____ EXERCISE MATERIAL

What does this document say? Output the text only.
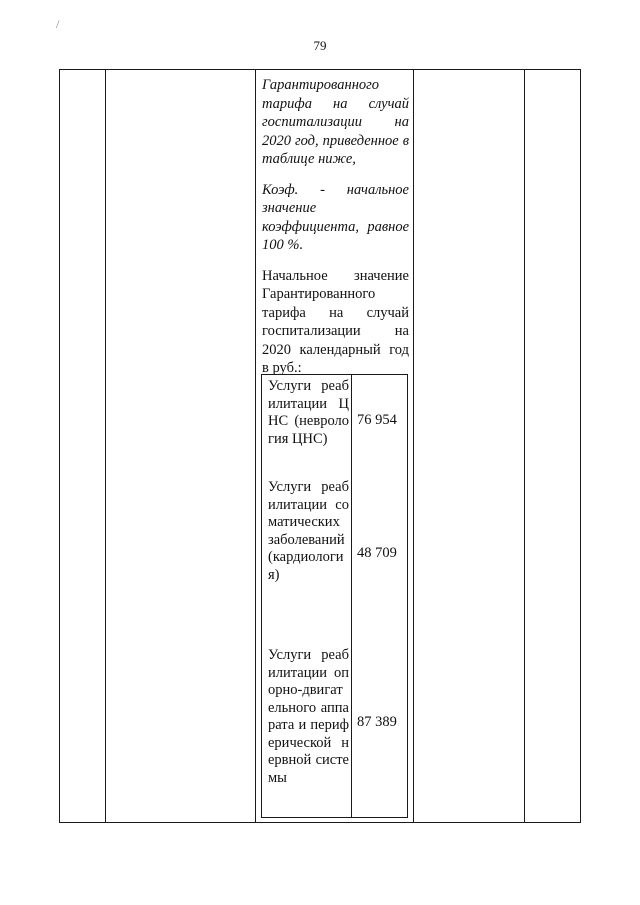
79
/

Гарантированного тарифа на случай госпитализации на 2020 год, приведенное в таблице ниже,

Коэф. - начальное значение коэффициента, равное 100 %.

Начальное значение Гарантированного тарифа на случай госпитализации на 2020 календарный год в руб.:

Услуги реабилитации ЦНС (неврология ЦНС)
76 954
Услуги реабилитации соматических заболеваний (кардиология)
48 709
Услуги реабилитации опорно-двигательного аппарата и периферической нервной системы
87 389
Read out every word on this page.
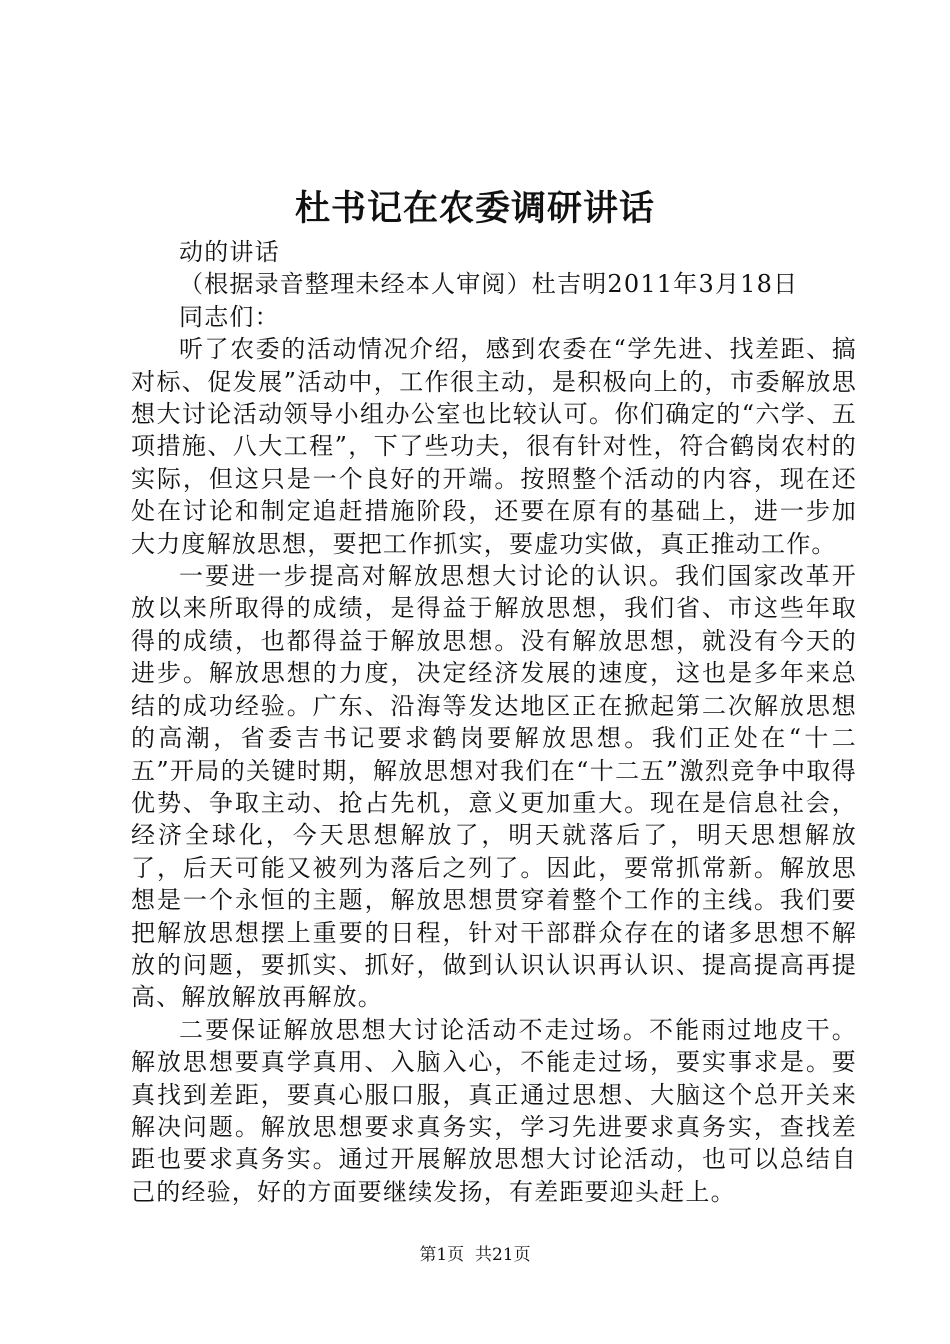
杜书记在农委调研讲话

动的讲话

（根据录音整理未经本人审阅）杜吉明2011年3月18日

同志们：

听了农委的活动情况介绍，感到农委在“学先进、找差距、搞对标、促发展”活动中，工作很主动，是积极向上的，市委解放思想大讨论活动领导小组办公室也比较认可。你们确定的“六学、五项措施、八大工程”，下了些功夫，很有针对性，符合鹤岗农村的实际，但这只是一个良好的开端。按照整个活动的内容，现在还处在讨论和制定追赶措施阶段，还要在原有的基础上，进一步加大力度解放思想，要把工作抓实，要虚功实做，真正推动工作。

一要进一步提高对解放思想大讨论的认识。我们国家改革开放以来所取得的成绩，是得益于解放思想，我们省、市这些年取得的成绩，也都得益于解放思想。没有解放思想，就没有今天的进步。解放思想的力度，决定经济发展的速度，这也是多年来总结的成功经验。广东、沿海等发达地区正在掀起第二次解放思想的高潮，省委吉书记要求鹤岗要解放思想。我们正处在“十二五”开局的关键时期，解放思想对我们在“十二五”激烈竞争中取得优势、争取主动、抢占先机，意义更加重大。现在是信息社会，经济全球化，今天思想解放了，明天就落后了，明天思想解放了，后天可能又被列为落后之列了。因此，要常抓常新。解放思想是一个永恒的主题，解放思想贯穿着整个工作的主线。我们要把解放思想摆上重要的日程，针对干部群众存在的诸多思想不解放的问题，要抓实、抓好，做到认识认识再认识、提高提高再提高、解放解放再解放。

二要保证解放思想大讨论活动不走过场。不能雨过地皮干。解放思想要真学真用、入脑入心，不能走过场，要实事求是。要真找到差距，要真心服口服，真正通过思想、大脑这个总开关来解决问题。解放思想要求真务实，学习先进要求真务实，查找差距也要求真务实。通过开展解放思想大讨论活动，也可以总结自己的经验，好的方面要继续发扬，有差距要迎头赶上。

第1页  共21页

________

## WHAT YOU SHOULD DO:
Leave the pictures out. Extract exactly the lines running from the one with "Read out every word on this page." through the last entry, both ends included.

## THE SOLUTION:
Read out every word on this page.
杜书记在农委调研讲话

动的讲话

（根据录音整理未经本人审阅）杜吉明2011年3月18日

同志们：

听了农委的活动情况介绍，感到农委在“学先进、找差距、搞对标、促发展”活动中，工作很主动，是积极向上的，市委解放思想大讨论活动领导小组办公室也比较认可。你们确定的“六学、五项措施、八大工程”，下了些功夫，很有针对性，符合鹤岗农村的实际，但这只是一个良好的开端。按照整个活动的内容，现在还处在讨论和制定追赶措施阶段，还要在原有的基础上，进一步加大力度解放思想，要把工作抓实，要虚功实做，真正推动工作。

一要进一步提高对解放思想大讨论的认识。我们国家改革开放以来所取得的成绩，是得益于解放思想，我们省、市这些年取得的成绩，也都得益于解放思想。没有解放思想，就没有今天的进步。解放思想的力度，决定经济发展的速度，这也是多年来总结的成功经验。广东、沿海等发达地区正在掀起第二次解放思想的高潮，省委吉书记要求鹤岗要解放思想。我们正处在“十二五”开局的关键时期，解放思想对我们在“十二五”激烈竞争中取得优势、争取主动、抢占先机，意义更加重大。现在是信息社会，经济全球化，今天思想解放了，明天就落后了，明天思想解放了，后天可能又被列为落后之列了。因此，要常抓常新。解放思想是一个永恒的主题，解放思想贯穿着整个工作的主线。我们要把解放思想摆上重要的日程，针对干部群众存在的诸多思想不解放的问题，要抓实、抓好，做到认识认识再认识、提高提高再提高、解放解放再解放。

二要保证解放思想大讨论活动不走过场。不能雨过地皮干。解放思想要真学真用、入脑入心，不能走过场，要实事求是。要真找到差距，要真心服口服，真正通过思想、大脑这个总开关来解决问题。解放思想要求真务实，学习先进要求真务实，查找差距也要求真务实。通过开展解放思想大讨论活动，也可以总结自己的经验，好的方面要继续发扬，有差距要迎头赶上。

第1页  共21页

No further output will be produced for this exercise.